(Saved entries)
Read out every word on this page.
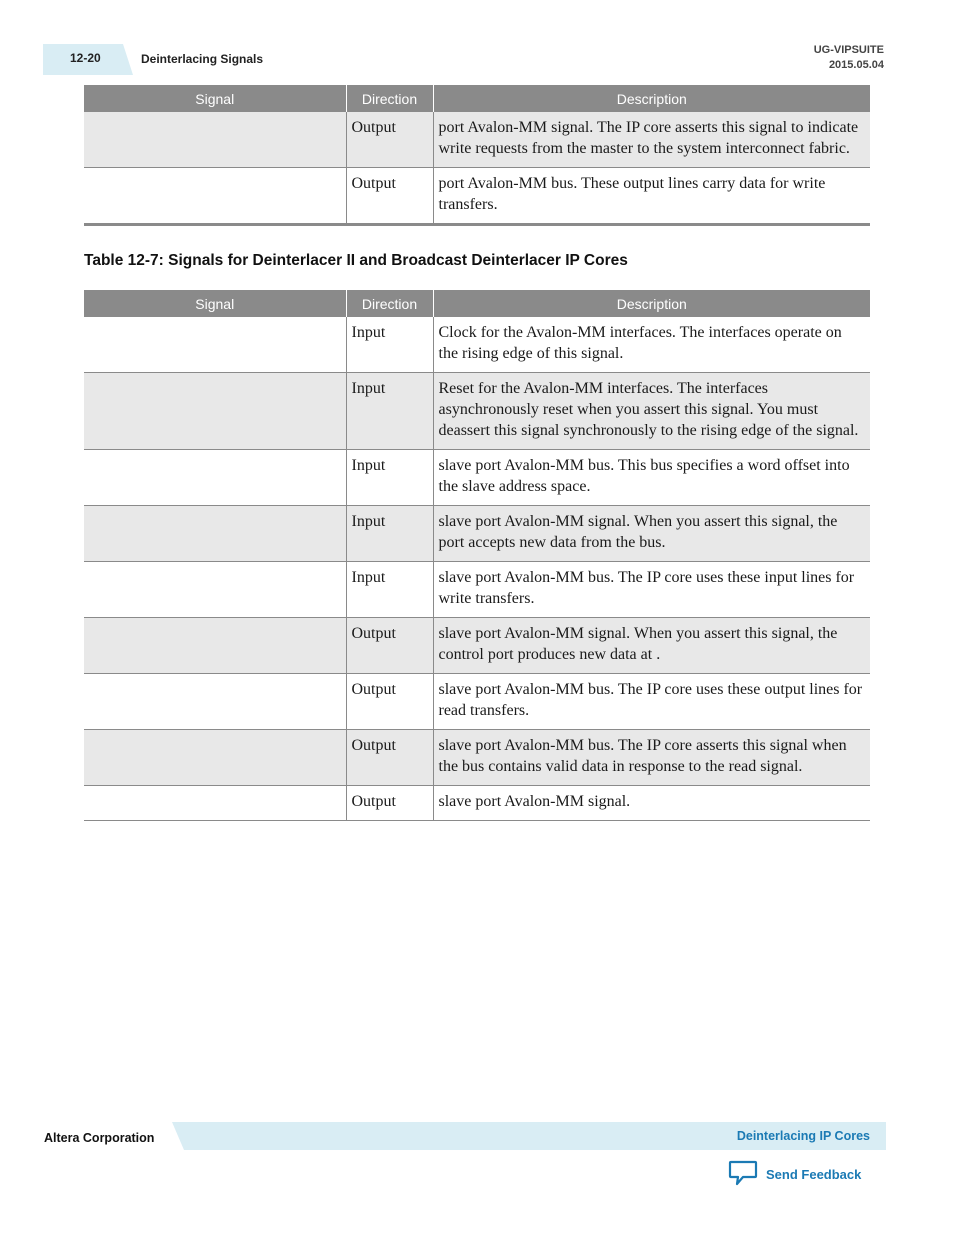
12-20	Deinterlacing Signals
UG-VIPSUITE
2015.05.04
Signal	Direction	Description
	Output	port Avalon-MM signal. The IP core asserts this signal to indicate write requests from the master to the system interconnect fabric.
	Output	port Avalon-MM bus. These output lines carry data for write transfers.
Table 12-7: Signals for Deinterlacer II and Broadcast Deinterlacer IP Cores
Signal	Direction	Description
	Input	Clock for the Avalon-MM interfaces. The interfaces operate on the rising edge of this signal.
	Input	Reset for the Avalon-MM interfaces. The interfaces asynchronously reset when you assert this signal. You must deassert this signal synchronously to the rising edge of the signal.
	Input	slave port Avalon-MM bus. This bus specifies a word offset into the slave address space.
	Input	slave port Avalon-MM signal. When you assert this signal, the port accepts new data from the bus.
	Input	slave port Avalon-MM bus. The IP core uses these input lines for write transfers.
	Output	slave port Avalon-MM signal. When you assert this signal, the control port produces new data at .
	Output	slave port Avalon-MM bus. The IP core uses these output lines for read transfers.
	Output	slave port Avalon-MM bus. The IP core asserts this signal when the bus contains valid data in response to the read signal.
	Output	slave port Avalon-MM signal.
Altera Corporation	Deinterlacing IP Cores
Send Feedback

...

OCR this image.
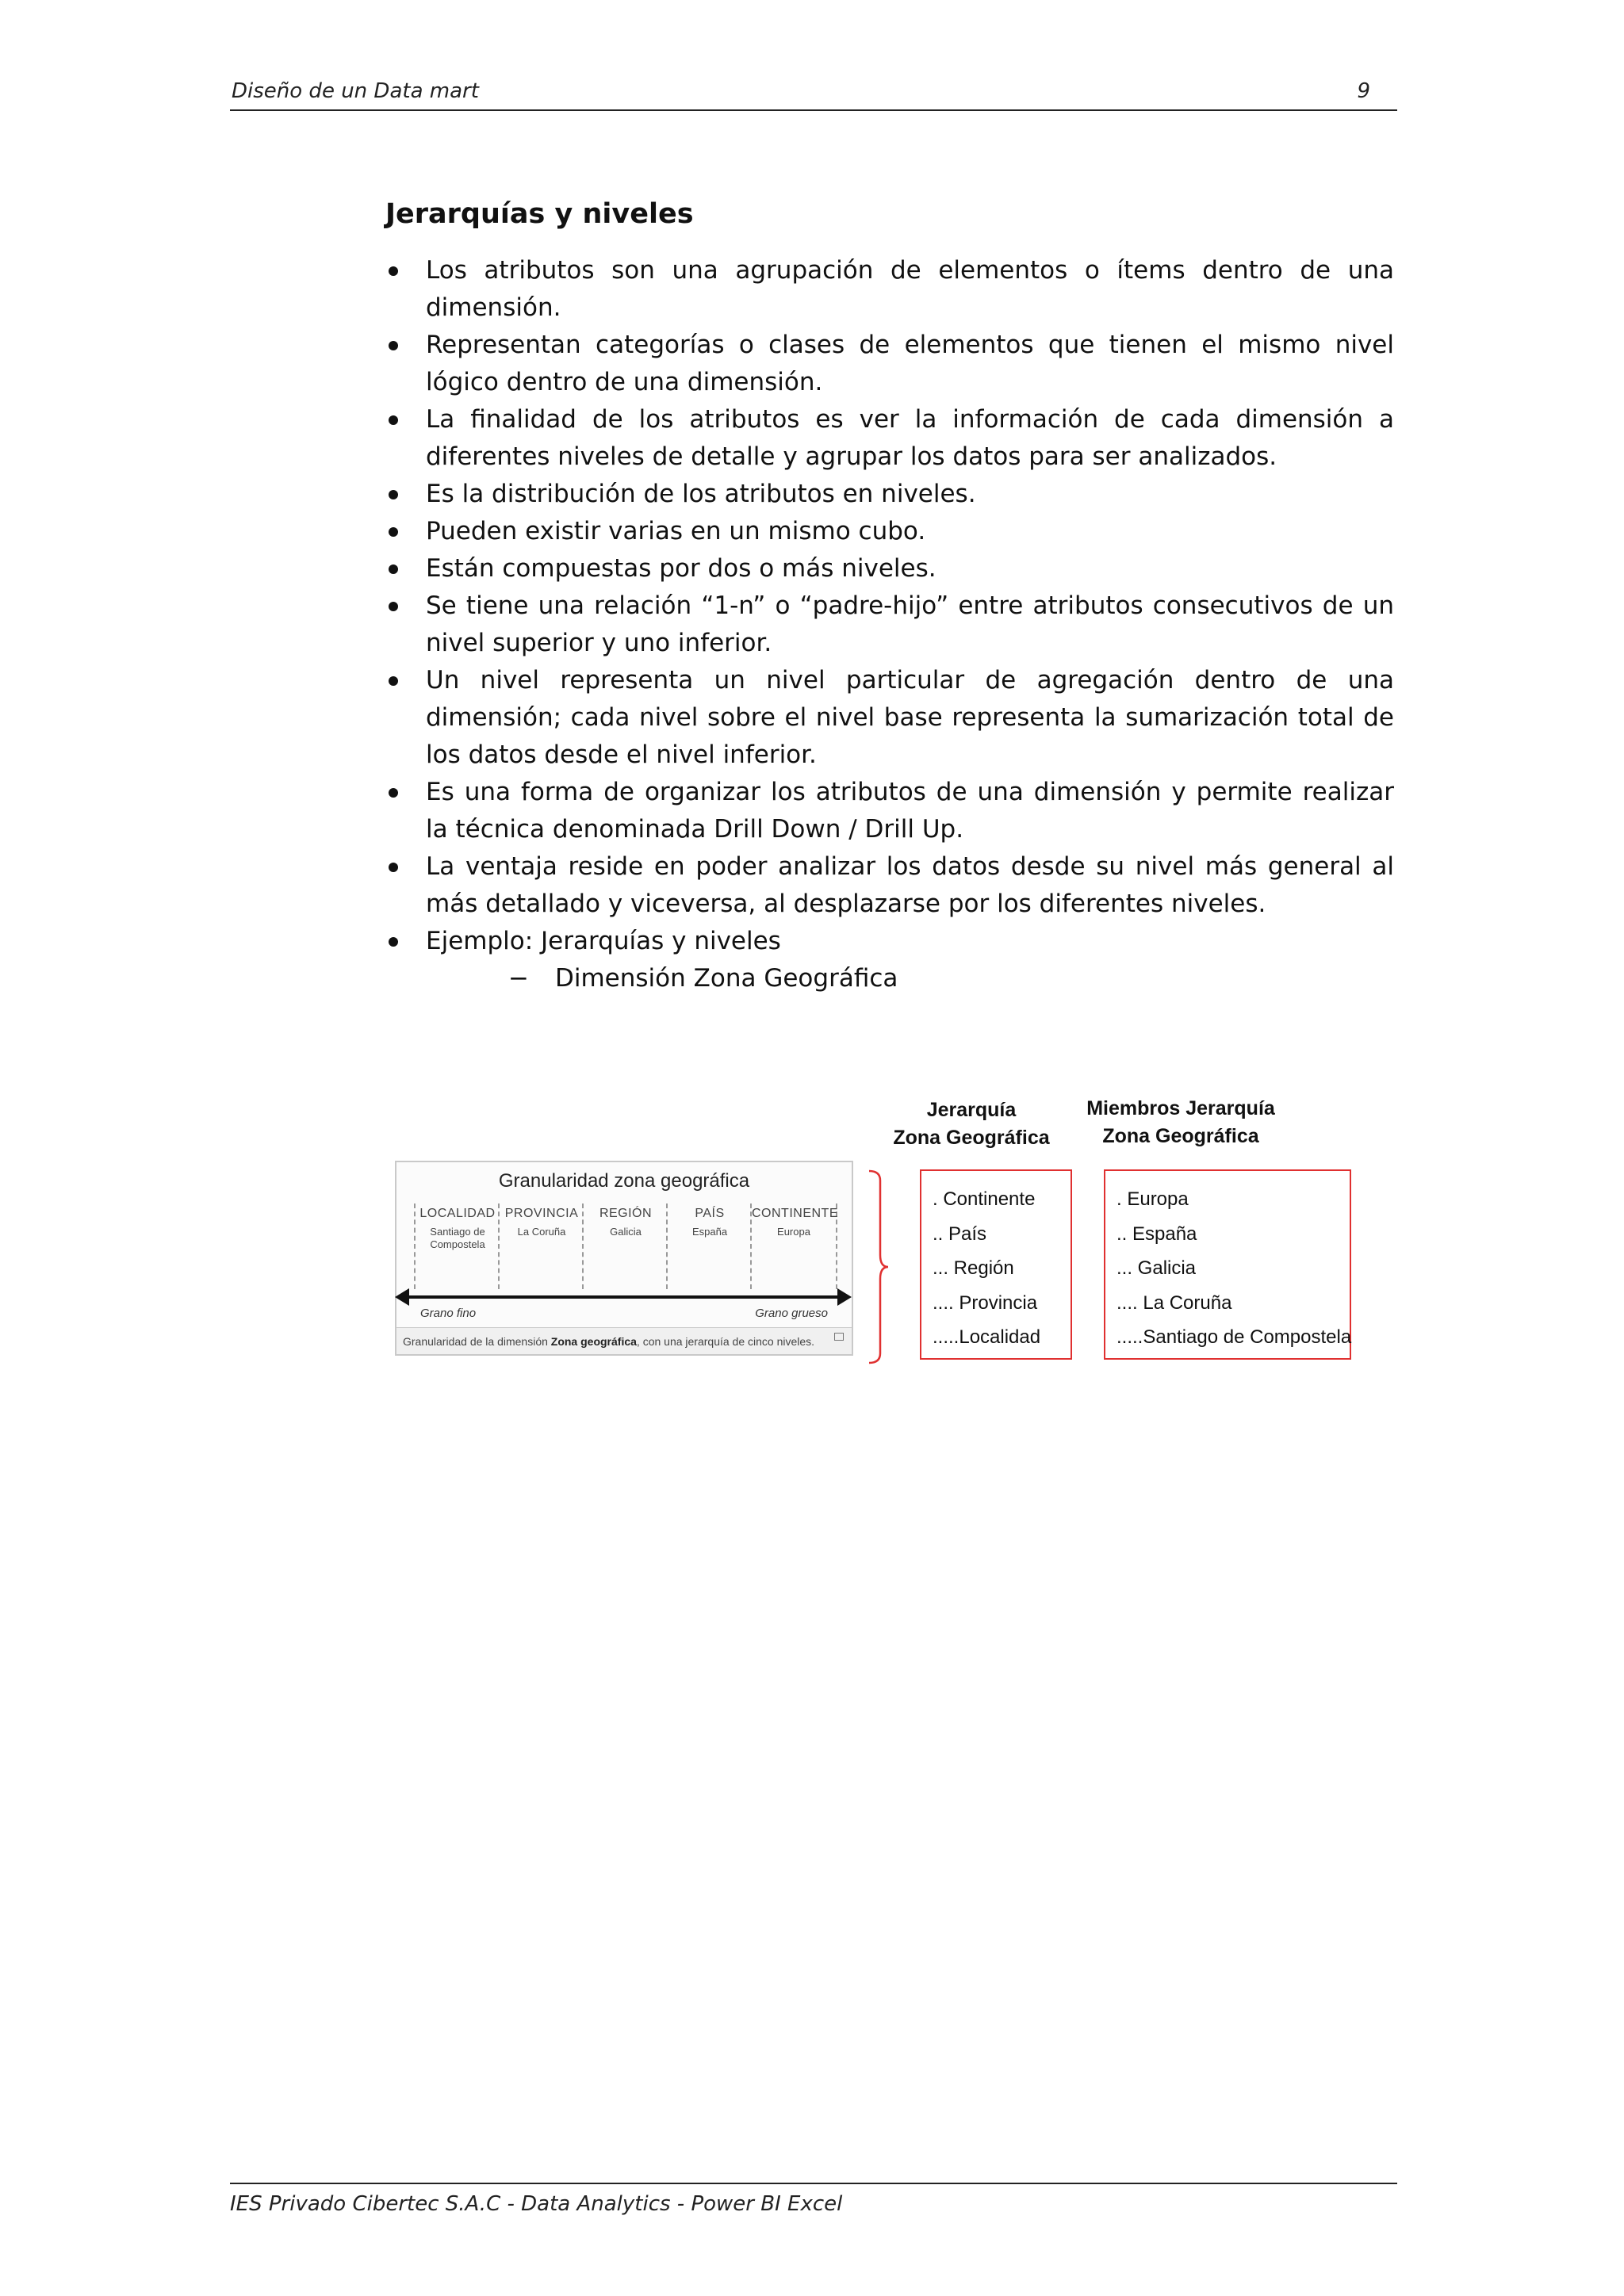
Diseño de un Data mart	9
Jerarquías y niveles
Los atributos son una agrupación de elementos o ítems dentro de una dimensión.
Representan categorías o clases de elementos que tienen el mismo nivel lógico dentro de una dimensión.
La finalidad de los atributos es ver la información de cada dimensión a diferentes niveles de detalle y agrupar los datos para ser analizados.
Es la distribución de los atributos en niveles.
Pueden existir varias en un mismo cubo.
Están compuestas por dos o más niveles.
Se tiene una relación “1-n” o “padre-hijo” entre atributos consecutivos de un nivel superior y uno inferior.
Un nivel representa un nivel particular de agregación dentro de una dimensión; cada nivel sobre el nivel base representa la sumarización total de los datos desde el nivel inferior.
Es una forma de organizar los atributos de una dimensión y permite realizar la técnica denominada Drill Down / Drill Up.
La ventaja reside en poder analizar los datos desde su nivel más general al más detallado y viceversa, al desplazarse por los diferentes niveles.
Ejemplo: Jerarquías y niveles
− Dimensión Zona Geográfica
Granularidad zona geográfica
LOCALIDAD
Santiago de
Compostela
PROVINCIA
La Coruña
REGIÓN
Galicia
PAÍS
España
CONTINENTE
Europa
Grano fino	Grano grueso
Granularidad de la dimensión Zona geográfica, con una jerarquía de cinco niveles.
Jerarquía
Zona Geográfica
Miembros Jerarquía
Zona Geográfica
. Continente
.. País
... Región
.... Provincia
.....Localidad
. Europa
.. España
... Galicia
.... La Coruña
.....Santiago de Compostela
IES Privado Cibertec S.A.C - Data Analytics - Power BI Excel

**Exercise goal**
Find the lines containing "Compostela" and list every one of them.

**Final result**
Compostela
.....Santiago de Compostela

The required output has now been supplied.